§ Что требуется
Пожалуйста, выведите дословно часть выдержки о Мюрате, начиная со слов «Невероятно, но факт: сестра» и заканчивая словами «дальше на север.».

§ Выдержка
------------------------------------
После московского похода Мюрат не оставил Наполеона. Вернее, он лишь на какое-то время, обеспокоенный состоянием дел в собственном королевстве, оказался в Неаполе. Но там твердой и железною рукою правила Каролина, которую, отправляясь на войну, он объявил регентом, иначе — полновластной в его отсутствие правительницей.

Умная и жесткая королева понимала, что прочность трона всецело теперь будет зависеть от ратных успехов ее брата — императора Франции. Потому она настоятельно потребовала, чтобы муж-король вернулся к Наполеону и бился за их общее счастье.

Как и в Москве, отрезвление вернулось к Мюрату к осени восемьсот тринадцатого года, когда войска французского императора, по существу, оказались разбитыми.

— Заключай мир! — Иоахим готов был вновь рухнуть на колени перед своим высокопоставленным родственником. — Ты погубишь себя и всех нас.

Меттерниху хотелось быстрее сделать Италию вновь владением Австрии. Он обратился к Евгению Богарне, итальянскому вице-королю, с обещанием сделать его королем полным, если он отойдет от Наполеона и примкнет к коалиции союзников. Предложение делалось через тестя Богарне, Баварского короля Максимилиана.

— Должен огорчить отца моей жены, — заявил генерал, — но честью и присягою я не торгую.

У ловкого Меттерниха оставался запасной вариант — король Неаполя. Но к нему он не стал обращаться, а повел переговоры с Каролиною. Бывшие любовники быстро нашли общий язык, как когда-то в Париже находили общее ложе.

В пору их бурной связи Мюрат сражался в Испании. А белокурая Каролина — одна, кстати, из всех Бонапартов имевшая золотистые волосы, — была увлечена белокурым же австрийским послом. И теперь Иоахим был далеко от нее и от Меттерниха. Но роман принял не любовное, а чисто деловое направление. Королева заключила с Австрией секретное соглашение, по которому она и король Неаполя сохраняют свой трон, а в будущем к ним переходит и все Итальянское королевство.

Невероятно, но факт: сестра становилась, вместе со своим мужем, врагом своего родного брата — французского императора!

Все затуманилось перед взором короля и королевы Неаполя, кроме их собственного будущего. Образ могучего родственника вновь возник перед ними, когда в марте восемьсот пятнадцатого года он начал свой триумфальный марш с острова Эльбы к Парижу. Тут Мюрат, очертя голову, выступил как бы ему в поддержку.

На самом же деле королевская чета решила воспользоваться растерянностью Европы, чтобы обеспечить свое будущее. Не дожидаясь благотворительности Меттерниха и зная его изменчивость и коварство, Мюрат бросил свою армию для захвата Папской области, чтобы через нее пойти дальше на север.
------------------------------------
§ Приведённые записи

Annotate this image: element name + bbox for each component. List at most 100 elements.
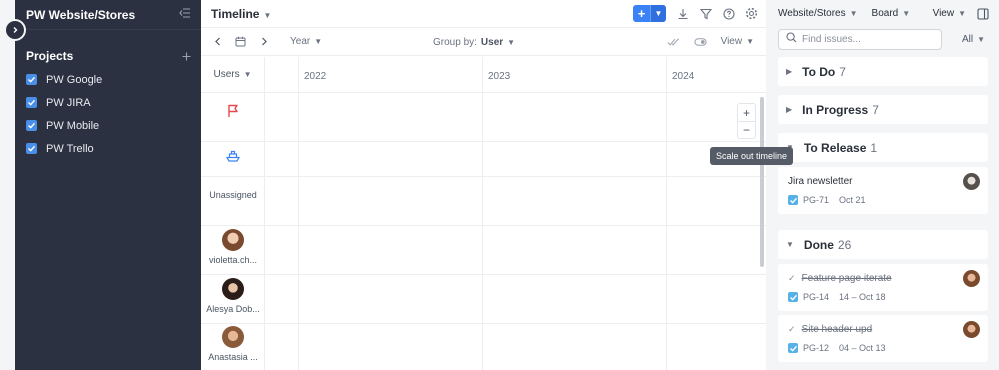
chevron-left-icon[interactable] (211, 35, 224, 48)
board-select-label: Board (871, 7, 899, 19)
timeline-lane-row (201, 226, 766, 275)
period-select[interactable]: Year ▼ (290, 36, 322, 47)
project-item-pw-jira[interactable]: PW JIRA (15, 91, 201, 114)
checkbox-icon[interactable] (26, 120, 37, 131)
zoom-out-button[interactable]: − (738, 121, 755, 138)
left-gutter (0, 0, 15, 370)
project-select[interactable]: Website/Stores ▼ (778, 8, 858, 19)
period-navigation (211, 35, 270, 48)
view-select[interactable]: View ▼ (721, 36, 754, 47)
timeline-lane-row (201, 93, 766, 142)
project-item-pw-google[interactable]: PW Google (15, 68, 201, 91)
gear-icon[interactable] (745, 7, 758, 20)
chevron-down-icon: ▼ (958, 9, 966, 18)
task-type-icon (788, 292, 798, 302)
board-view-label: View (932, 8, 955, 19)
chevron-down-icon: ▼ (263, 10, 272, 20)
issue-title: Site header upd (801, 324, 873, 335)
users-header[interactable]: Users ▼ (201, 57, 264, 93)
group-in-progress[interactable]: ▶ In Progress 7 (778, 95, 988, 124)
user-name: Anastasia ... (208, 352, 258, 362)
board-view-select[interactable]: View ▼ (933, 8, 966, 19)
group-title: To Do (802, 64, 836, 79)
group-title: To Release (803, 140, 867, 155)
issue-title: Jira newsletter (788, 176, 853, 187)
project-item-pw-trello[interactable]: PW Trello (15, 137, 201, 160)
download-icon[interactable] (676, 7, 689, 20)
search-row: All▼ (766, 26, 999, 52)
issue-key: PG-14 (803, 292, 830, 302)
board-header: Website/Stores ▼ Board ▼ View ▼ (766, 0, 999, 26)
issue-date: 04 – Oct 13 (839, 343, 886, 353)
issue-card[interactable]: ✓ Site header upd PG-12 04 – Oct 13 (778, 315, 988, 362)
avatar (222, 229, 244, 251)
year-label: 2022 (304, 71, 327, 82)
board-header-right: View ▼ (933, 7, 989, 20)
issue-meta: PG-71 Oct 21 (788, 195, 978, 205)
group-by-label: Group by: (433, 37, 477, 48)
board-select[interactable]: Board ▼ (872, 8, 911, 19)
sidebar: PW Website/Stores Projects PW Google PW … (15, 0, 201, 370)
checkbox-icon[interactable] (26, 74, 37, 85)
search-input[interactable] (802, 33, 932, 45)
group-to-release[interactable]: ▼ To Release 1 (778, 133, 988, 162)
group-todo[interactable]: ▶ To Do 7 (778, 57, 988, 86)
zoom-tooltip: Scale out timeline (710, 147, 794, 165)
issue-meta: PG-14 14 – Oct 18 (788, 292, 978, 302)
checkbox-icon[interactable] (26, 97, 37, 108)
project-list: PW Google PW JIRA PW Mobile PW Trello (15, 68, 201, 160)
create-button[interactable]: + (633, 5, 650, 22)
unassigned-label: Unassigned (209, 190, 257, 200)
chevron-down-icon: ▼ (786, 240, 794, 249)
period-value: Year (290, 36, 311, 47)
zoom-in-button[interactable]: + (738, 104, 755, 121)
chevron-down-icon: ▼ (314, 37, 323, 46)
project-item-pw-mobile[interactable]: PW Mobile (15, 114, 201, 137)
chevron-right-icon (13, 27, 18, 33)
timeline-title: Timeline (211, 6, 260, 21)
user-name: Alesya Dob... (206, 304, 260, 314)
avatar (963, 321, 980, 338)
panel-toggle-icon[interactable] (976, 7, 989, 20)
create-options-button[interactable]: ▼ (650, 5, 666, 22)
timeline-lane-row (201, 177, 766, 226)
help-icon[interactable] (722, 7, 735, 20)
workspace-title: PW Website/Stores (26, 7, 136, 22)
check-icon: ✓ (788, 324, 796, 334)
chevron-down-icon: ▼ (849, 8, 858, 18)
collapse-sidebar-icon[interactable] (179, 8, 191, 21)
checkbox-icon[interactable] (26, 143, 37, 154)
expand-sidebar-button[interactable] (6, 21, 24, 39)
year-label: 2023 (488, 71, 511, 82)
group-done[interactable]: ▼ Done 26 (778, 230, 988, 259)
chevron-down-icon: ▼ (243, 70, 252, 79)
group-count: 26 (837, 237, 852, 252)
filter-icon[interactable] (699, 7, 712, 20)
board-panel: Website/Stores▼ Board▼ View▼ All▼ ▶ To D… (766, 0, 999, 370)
------------------------------------
§ Результат ниже
Невероятно, но факт: сестра становилась, вместе со своим мужем, врагом своего родного брата — французского императора!

Все затуманилось перед взором короля и королевы Неаполя, кроме их собственного будущего. Образ могучего родственника вновь возник перед ними, когда в марте восемьсот пятнадцатого года он начал свой триумфальный марш с острова Эльбы к Парижу. Тут Мюрат, очертя голову, выступил как бы ему в поддержку.

На самом же деле королевская чета решила воспользоваться растерянностью Европы, чтобы обеспечить свое будущее. Не дожидаясь благотворительности Меттерниха и зная его изменчивость и коварство, Мюрат бросил свою армию для захвата Папской области, чтобы через нее пойти дальше на север.